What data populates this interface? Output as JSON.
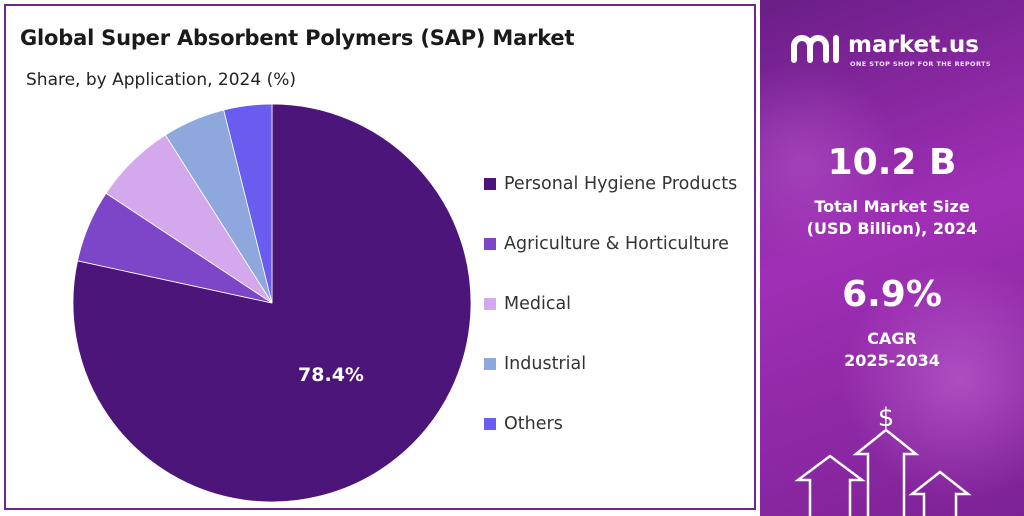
{
  "left": {
    "title": "Global Super Absorbent Polymers (SAP) Market",
    "subtitle": "Share, by Application, 2024 (%)"
  },
  "chart_data": {
    "type": "pie",
    "categories": [
      "Personal Hygiene Products",
      "Agriculture & Horticulture",
      "Medical",
      "Industrial",
      "Others"
    ],
    "values": [
      78.4,
      5.9,
      6.7,
      5.1,
      3.9
    ],
    "colors": [
      "#4b1579",
      "#7d45c8",
      "#d4a8ec",
      "#8ea8de",
      "#6b5cf0"
    ],
    "data_labels": [
      "78.4%",
      "",
      "",
      "",
      ""
    ],
    "start": "12 o'clock",
    "direction": "clockwise",
    "legend_position": "right"
  },
  "right": {
    "logo_text": "market.us",
    "logo_tagline": "ONE STOP SHOP FOR THE REPORTS",
    "market_size_value": "10.2 B",
    "market_size_label_1": "Total Market Size",
    "market_size_label_2": "(USD Billion), 2024",
    "cagr_value": "6.9%",
    "cagr_label_1": "CAGR",
    "cagr_label_2": "2025-2034",
    "dollar_symbol": "$",
    "icons": [
      "logo-icon",
      "dollar-icon",
      "arrow-up-icon"
    ]
  }
}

•••

Given request — Skip the pictures and print each record exactly as it stands.

Task response —
What data populates this interface? Output as JSON.
{
  "left": {
    "title": "Global Super Absorbent Polymers (SAP) Market",
    "subtitle": "Share, by Application, 2024 (%)"
  },
  "chart_data": {
    "type": "pie",
    "categories": [
      "Personal Hygiene Products",
      "Agriculture & Horticulture",
      "Medical",
      "Industrial",
      "Others"
    ],
    "values": [
      78.4,
      5.9,
      6.7,
      5.1,
      3.9
    ],
    "colors": [
      "#4b1579",
      "#7d45c8",
      "#d4a8ec",
      "#8ea8de",
      "#6b5cf0"
    ],
    "data_labels": [
      "78.4%",
      "",
      "",
      "",
      ""
    ],
    "start": "12 o'clock",
    "direction": "clockwise",
    "legend_position": "right"
  },
  "right": {
    "logo_text": "market.us",
    "logo_tagline": "ONE STOP SHOP FOR THE REPORTS",
    "market_size_value": "10.2 B",
    "market_size_label_1": "Total Market Size",
    "market_size_label_2": "(USD Billion), 2024",
    "cagr_value": "6.9%",
    "cagr_label_1": "CAGR",
    "cagr_label_2": "2025-2034",
    "dollar_symbol": "$",
    "icons": [
      "logo-icon",
      "dollar-icon",
      "arrow-up-icon"
    ]
  }
}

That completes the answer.